Please state how many lines in the records contain the string "taxable", with no words besides the number.

⁂

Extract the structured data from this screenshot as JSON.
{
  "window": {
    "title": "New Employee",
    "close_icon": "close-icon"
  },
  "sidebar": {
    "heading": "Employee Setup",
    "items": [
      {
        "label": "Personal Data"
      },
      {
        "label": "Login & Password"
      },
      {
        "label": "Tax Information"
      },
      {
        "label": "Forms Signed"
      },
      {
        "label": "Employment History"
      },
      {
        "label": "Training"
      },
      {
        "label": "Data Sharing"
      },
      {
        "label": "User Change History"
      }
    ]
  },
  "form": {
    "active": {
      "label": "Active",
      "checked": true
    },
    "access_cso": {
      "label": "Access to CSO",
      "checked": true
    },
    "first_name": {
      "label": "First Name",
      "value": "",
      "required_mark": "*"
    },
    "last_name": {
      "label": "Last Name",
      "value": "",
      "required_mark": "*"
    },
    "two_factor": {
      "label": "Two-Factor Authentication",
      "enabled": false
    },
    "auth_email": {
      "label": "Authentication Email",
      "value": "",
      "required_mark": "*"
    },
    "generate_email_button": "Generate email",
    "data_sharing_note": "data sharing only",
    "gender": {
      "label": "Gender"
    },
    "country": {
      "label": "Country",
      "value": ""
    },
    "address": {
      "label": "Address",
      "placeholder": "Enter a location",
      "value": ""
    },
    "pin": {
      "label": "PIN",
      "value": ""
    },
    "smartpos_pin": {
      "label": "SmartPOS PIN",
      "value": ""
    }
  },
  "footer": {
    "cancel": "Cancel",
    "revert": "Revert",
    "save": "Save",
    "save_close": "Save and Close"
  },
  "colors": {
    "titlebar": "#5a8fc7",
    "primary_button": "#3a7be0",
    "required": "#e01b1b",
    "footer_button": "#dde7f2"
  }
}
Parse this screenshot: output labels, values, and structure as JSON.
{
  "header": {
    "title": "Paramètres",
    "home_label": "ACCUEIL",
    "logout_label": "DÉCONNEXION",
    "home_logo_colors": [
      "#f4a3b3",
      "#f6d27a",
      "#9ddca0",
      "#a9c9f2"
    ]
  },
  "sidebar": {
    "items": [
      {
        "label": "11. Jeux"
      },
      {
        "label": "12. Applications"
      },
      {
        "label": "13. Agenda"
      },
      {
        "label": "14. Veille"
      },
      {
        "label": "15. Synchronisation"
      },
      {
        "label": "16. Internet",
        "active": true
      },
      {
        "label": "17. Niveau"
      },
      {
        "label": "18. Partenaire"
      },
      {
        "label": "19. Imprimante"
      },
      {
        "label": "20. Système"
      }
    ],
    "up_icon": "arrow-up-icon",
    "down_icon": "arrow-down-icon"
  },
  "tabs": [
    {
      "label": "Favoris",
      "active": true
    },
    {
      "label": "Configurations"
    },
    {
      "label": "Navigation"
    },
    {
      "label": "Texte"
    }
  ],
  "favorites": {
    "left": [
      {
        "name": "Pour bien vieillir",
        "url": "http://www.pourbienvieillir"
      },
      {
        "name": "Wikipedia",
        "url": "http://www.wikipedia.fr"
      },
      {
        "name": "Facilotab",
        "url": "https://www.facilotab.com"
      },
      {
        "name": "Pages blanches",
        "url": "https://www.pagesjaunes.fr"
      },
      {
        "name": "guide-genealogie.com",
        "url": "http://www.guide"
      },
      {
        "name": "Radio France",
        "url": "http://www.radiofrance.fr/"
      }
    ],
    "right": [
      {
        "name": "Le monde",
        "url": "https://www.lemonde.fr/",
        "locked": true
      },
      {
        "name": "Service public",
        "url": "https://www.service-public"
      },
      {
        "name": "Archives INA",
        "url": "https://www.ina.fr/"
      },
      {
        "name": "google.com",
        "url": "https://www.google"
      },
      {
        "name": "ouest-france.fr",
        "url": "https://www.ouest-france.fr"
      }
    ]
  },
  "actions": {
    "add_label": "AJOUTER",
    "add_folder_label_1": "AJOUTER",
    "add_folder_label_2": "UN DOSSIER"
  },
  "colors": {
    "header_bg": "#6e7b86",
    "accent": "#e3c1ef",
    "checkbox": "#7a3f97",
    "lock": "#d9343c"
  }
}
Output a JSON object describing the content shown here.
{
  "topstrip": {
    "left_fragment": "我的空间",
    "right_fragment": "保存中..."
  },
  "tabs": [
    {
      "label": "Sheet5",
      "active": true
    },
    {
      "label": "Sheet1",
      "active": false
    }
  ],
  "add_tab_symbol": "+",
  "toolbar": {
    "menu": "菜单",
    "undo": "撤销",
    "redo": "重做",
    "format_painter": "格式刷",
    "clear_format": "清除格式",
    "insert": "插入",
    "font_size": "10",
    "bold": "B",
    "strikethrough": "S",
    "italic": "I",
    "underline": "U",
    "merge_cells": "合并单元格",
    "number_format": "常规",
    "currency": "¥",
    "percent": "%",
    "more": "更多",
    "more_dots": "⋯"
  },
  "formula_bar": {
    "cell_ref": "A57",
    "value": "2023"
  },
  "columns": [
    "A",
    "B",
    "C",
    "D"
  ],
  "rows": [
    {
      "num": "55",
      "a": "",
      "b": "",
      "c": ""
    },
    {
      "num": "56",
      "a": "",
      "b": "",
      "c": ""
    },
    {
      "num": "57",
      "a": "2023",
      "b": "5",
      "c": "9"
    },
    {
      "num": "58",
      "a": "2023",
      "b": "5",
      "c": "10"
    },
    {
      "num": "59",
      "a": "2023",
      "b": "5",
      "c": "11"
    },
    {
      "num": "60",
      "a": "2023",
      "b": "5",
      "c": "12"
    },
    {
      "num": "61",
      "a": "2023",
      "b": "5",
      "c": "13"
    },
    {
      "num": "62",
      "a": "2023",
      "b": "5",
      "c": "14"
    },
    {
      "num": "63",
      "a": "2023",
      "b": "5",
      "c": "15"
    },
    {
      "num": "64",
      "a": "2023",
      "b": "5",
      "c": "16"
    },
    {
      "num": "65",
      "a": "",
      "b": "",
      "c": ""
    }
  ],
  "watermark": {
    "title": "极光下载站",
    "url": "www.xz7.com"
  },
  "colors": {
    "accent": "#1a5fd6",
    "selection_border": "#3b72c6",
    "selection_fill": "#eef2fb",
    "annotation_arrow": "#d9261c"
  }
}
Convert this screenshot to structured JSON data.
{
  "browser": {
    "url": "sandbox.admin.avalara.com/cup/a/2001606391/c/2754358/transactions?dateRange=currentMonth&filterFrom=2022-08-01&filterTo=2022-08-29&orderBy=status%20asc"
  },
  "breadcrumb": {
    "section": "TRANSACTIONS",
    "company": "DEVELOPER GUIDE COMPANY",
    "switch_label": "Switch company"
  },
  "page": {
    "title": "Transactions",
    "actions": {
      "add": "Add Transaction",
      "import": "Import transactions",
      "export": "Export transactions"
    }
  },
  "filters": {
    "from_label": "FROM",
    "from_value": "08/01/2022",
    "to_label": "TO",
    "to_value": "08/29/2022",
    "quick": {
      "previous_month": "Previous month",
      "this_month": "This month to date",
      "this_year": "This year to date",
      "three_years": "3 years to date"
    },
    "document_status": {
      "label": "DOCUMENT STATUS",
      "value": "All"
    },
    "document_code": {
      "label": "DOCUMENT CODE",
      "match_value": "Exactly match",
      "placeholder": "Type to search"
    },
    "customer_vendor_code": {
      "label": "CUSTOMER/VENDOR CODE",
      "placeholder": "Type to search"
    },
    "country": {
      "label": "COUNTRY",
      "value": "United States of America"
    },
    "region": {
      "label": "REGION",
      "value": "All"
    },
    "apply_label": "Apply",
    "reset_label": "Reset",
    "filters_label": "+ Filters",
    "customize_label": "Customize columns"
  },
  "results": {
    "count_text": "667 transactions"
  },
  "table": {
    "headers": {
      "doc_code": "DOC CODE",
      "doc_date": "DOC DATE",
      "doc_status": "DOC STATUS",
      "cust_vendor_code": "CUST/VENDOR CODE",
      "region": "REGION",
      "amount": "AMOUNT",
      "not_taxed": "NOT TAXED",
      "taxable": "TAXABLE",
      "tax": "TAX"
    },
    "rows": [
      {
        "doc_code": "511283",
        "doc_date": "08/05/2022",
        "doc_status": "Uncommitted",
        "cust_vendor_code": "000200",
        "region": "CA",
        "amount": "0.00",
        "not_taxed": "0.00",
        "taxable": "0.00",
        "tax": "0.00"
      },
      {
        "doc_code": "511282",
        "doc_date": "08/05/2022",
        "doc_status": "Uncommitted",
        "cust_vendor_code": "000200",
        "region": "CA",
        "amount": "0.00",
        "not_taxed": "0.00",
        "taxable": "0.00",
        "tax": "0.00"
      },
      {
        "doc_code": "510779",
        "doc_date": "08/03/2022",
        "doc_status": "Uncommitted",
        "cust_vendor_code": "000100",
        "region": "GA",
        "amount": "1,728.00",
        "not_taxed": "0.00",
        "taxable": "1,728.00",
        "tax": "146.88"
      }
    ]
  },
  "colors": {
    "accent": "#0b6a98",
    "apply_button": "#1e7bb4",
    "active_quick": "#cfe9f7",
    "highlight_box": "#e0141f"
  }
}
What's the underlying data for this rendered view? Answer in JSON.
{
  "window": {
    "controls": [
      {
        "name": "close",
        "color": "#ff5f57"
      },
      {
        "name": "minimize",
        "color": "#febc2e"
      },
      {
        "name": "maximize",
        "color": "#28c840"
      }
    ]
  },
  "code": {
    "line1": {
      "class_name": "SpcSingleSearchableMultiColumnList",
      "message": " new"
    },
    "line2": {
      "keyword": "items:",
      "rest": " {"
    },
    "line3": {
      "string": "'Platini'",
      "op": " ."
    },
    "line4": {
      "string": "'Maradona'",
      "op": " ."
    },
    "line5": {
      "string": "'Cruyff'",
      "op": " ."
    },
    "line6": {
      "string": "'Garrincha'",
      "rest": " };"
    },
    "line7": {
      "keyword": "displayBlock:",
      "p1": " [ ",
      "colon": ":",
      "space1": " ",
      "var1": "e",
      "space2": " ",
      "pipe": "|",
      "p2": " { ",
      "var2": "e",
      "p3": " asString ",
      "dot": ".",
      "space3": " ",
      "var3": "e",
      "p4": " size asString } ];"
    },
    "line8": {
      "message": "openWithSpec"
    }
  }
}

⁂

EXERCISE ANSWER
4